A run of records:
-- Begin --
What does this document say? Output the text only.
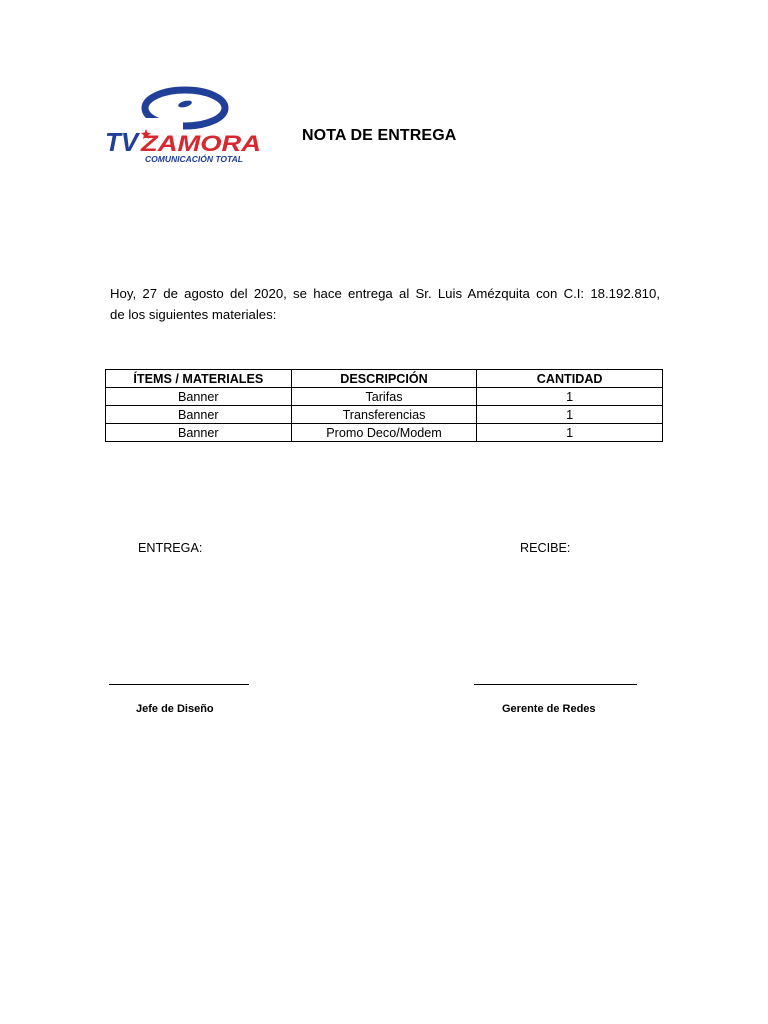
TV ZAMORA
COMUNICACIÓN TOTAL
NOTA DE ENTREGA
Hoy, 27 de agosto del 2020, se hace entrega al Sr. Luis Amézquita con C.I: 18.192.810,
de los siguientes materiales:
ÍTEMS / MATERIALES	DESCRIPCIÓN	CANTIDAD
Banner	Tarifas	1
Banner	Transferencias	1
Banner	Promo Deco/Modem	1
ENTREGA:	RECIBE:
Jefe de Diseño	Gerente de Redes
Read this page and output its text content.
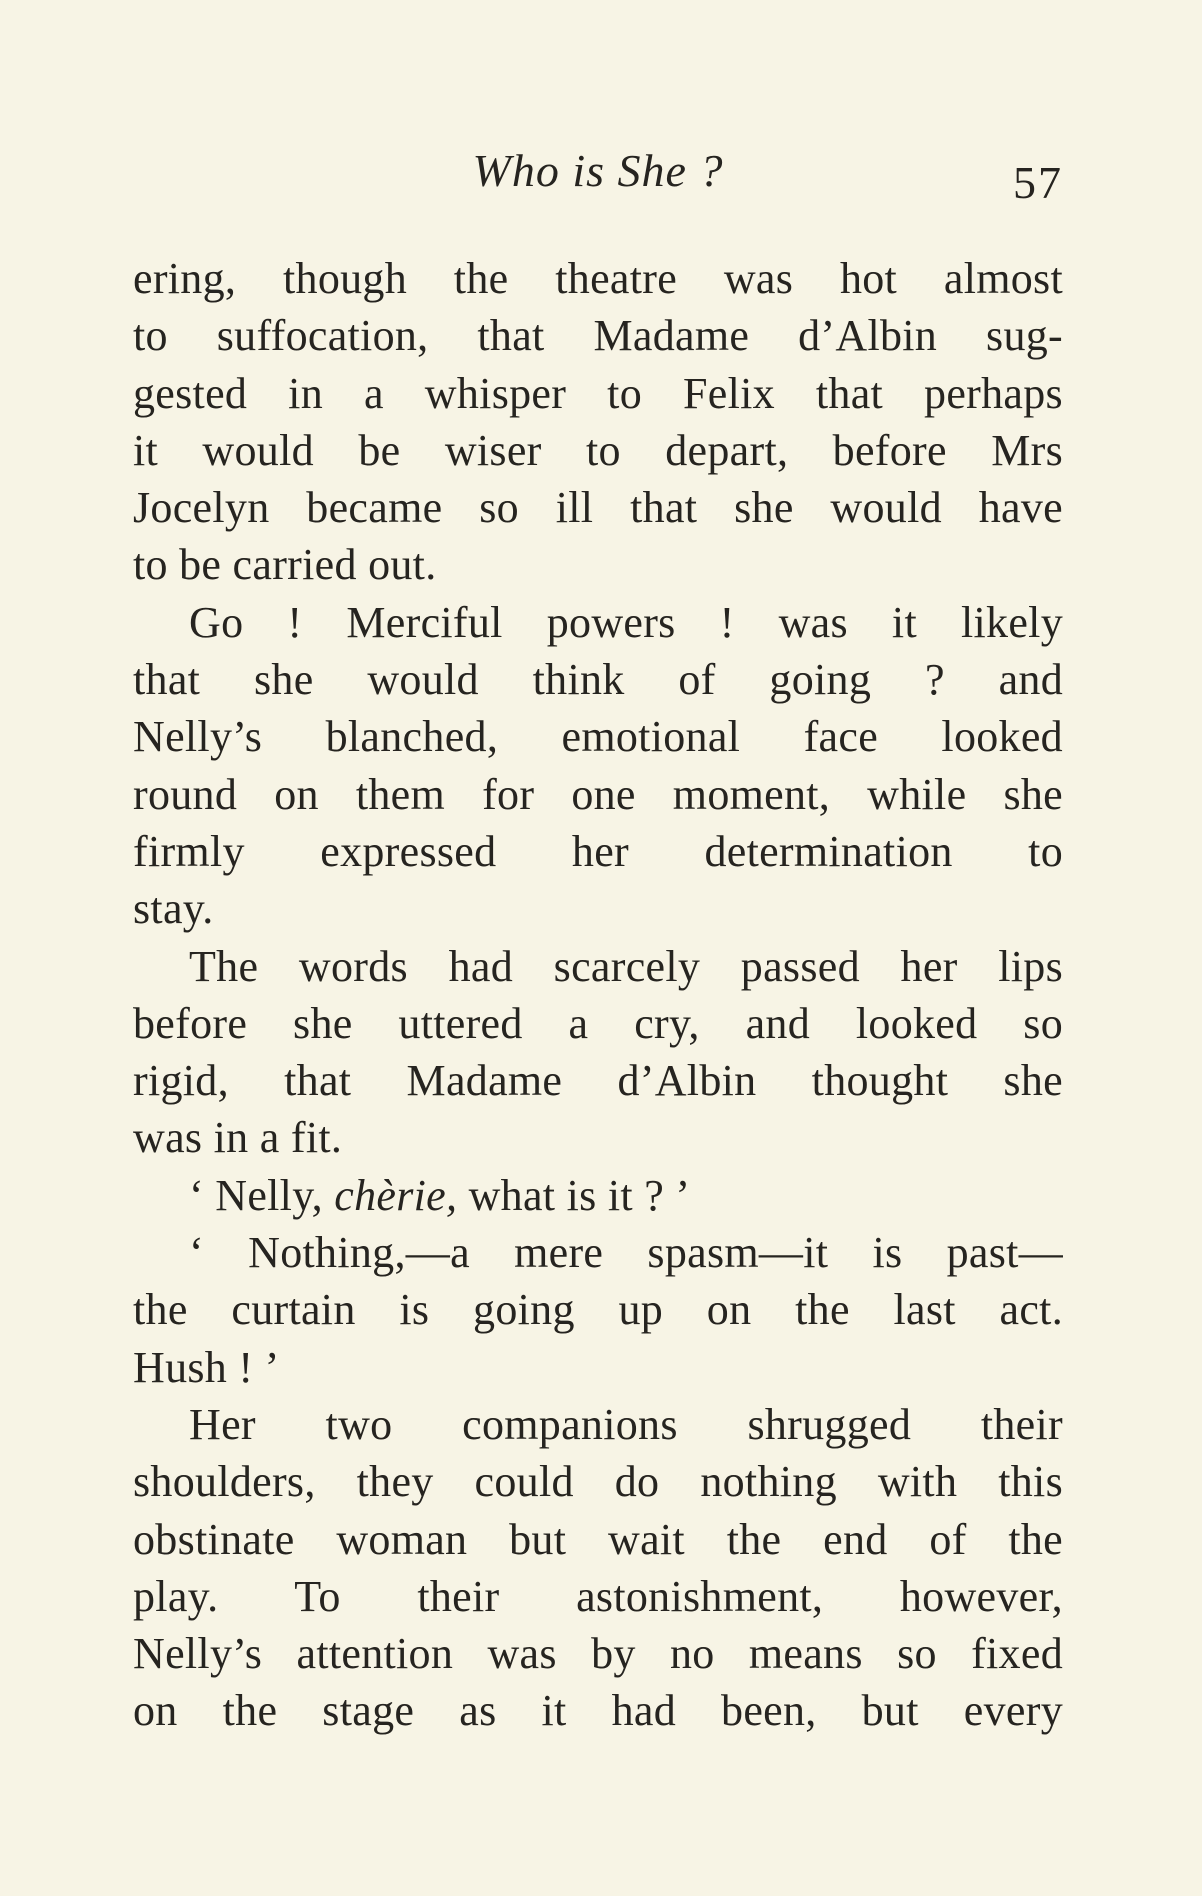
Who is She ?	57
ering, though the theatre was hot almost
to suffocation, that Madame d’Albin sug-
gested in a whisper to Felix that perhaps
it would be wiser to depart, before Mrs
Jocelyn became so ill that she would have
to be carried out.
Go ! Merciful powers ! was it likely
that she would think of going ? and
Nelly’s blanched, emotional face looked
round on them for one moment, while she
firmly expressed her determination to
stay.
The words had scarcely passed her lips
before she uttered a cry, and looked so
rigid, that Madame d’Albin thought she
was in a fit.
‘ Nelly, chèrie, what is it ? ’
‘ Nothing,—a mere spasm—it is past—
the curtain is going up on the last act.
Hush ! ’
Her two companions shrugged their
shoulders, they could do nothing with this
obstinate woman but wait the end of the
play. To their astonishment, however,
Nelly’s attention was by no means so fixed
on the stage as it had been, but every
-- End --
Task goal: Omit the pictures. Transcribe every record exactly.

Expected output:
What does this document say? Output the text only.
TV ZAMORA
COMUNICACIÓN TOTAL
NOTA DE ENTREGA
Hoy, 27 de agosto del 2020, se hace entrega al Sr. Luis Amézquita con C.I: 18.192.810,
de los siguientes materiales:
ÍTEMS / MATERIALES	DESCRIPCIÓN	CANTIDAD
Banner	Tarifas	1
Banner	Transferencias	1
Banner	Promo Deco/Modem	1
ENTREGA:	RECIBE:
Jefe de Diseño	Gerente de Redes
Read this page and output its text content.
Who is She ?	57
ering, though the theatre was hot almost
to suffocation, that Madame d’Albin sug-
gested in a whisper to Felix that perhaps
it would be wiser to depart, before Mrs
Jocelyn became so ill that she would have
to be carried out.
Go ! Merciful powers ! was it likely
that she would think of going ? and
Nelly’s blanched, emotional face looked
round on them for one moment, while she
firmly expressed her determination to
stay.
The words had scarcely passed her lips
before she uttered a cry, and looked so
rigid, that Madame d’Albin thought she
was in a fit.
‘ Nelly, chèrie, what is it ? ’
‘ Nothing,—a mere spasm—it is past—
the curtain is going up on the last act.
Hush ! ’
Her two companions shrugged their
shoulders, they could do nothing with this
obstinate woman but wait the end of the
play. To their astonishment, however,
Nelly’s attention was by no means so fixed
on the stage as it had been, but every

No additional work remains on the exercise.